LISTED RECORDS ::
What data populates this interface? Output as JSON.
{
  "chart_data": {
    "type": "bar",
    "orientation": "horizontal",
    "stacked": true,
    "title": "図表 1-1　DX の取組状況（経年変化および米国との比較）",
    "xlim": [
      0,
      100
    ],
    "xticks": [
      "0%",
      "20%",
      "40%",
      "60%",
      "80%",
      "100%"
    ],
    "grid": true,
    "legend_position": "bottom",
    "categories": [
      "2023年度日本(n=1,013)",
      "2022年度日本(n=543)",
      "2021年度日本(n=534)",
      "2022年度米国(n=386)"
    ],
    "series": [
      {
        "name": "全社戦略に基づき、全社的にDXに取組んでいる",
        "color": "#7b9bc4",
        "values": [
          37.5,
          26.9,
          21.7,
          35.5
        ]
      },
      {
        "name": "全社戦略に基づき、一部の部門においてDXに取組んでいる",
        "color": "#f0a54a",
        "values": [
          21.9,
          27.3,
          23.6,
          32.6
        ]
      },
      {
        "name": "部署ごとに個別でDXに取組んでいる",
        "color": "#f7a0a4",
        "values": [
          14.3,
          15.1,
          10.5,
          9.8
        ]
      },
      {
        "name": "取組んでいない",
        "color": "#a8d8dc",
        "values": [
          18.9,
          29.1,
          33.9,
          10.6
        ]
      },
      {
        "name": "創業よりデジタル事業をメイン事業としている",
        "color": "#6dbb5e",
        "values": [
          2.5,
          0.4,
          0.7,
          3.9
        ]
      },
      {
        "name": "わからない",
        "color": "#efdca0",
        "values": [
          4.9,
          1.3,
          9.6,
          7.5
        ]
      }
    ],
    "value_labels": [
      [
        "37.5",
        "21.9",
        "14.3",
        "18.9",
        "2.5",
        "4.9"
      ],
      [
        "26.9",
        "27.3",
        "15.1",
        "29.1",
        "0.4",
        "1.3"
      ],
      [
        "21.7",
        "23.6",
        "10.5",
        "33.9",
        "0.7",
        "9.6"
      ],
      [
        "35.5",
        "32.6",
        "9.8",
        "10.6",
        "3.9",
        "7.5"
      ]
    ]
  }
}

WHAT IS NEEDED :: Find the word "全社戦略に基づき" in the data and copy out each line where it turns up.

TASK SOLUTION ::
        "name": "全社戦略に基づき、全社的にDXに取組んでいる",
        "name": "全社戦略に基づき、一部の部門においてDXに取組んでいる",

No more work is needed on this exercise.